## WORK TO BE COMPLETED
Below are the records; reproduce all of them exactly but without any images.

[Excerpts from a figure dataset]
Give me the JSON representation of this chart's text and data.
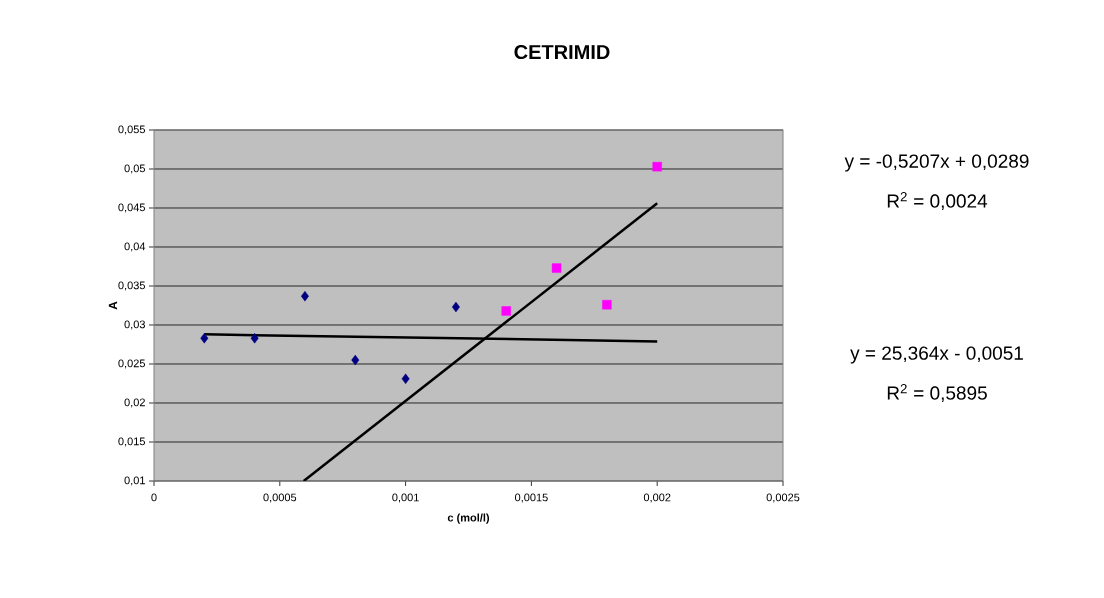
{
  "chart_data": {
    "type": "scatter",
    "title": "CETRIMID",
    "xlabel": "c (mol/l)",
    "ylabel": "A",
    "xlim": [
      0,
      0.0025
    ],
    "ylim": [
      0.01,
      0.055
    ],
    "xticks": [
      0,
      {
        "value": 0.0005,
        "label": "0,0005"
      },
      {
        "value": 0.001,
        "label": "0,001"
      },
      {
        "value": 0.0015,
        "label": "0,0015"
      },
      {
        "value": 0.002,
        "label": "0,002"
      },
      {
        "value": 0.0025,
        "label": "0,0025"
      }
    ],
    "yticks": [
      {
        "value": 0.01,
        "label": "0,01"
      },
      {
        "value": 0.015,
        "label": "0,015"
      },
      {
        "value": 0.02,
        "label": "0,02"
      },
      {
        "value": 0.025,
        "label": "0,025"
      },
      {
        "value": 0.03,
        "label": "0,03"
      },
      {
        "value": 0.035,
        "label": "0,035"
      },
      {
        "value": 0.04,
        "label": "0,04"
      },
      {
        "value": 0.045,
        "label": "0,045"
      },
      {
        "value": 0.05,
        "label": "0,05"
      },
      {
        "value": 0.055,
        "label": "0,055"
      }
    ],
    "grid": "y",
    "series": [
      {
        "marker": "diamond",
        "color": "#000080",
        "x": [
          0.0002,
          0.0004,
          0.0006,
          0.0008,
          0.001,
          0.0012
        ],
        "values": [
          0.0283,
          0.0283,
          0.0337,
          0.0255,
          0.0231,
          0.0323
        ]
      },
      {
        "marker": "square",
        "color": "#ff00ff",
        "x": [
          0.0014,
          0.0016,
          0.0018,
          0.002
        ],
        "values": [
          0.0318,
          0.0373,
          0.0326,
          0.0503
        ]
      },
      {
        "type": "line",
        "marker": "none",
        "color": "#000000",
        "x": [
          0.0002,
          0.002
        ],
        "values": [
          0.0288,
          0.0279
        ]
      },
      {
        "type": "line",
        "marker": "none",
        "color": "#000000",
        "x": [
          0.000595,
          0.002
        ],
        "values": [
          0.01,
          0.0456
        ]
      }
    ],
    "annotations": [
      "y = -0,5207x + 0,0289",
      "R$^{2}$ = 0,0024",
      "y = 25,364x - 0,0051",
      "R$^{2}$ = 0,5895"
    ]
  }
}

## ANSWER
Give me the JSON representation of this chart's text and data.
{
  "chart_data": {
    "type": "scatter",
    "title": "CETRIMID",
    "xlabel": "c (mol/l)",
    "ylabel": "A",
    "xlim": [
      0,
      0.0025
    ],
    "ylim": [
      0.01,
      0.055
    ],
    "xticks": [
      0,
      {
        "value": 0.0005,
        "label": "0,0005"
      },
      {
        "value": 0.001,
        "label": "0,001"
      },
      {
        "value": 0.0015,
        "label": "0,0015"
      },
      {
        "value": 0.002,
        "label": "0,002"
      },
      {
        "value": 0.0025,
        "label": "0,0025"
      }
    ],
    "yticks": [
      {
        "value": 0.01,
        "label": "0,01"
      },
      {
        "value": 0.015,
        "label": "0,015"
      },
      {
        "value": 0.02,
        "label": "0,02"
      },
      {
        "value": 0.025,
        "label": "0,025"
      },
      {
        "value": 0.03,
        "label": "0,03"
      },
      {
        "value": 0.035,
        "label": "0,035"
      },
      {
        "value": 0.04,
        "label": "0,04"
      },
      {
        "value": 0.045,
        "label": "0,045"
      },
      {
        "value": 0.05,
        "label": "0,05"
      },
      {
        "value": 0.055,
        "label": "0,055"
      }
    ],
    "grid": "y",
    "series": [
      {
        "marker": "diamond",
        "color": "#000080",
        "x": [
          0.0002,
          0.0004,
          0.0006,
          0.0008,
          0.001,
          0.0012
        ],
        "values": [
          0.0283,
          0.0283,
          0.0337,
          0.0255,
          0.0231,
          0.0323
        ]
      },
      {
        "marker": "square",
        "color": "#ff00ff",
        "x": [
          0.0014,
          0.0016,
          0.0018,
          0.002
        ],
        "values": [
          0.0318,
          0.0373,
          0.0326,
          0.0503
        ]
      },
      {
        "type": "line",
        "marker": "none",
        "color": "#000000",
        "x": [
          0.0002,
          0.002
        ],
        "values": [
          0.0288,
          0.0279
        ]
      },
      {
        "type": "line",
        "marker": "none",
        "color": "#000000",
        "x": [
          0.000595,
          0.002
        ],
        "values": [
          0.01,
          0.0456
        ]
      }
    ],
    "annotations": [
      "y = -0,5207x + 0,0289",
      "R$^{2}$ = 0,0024",
      "y = 25,364x - 0,0051",
      "R$^{2}$ = 0,5895"
    ]
  }
}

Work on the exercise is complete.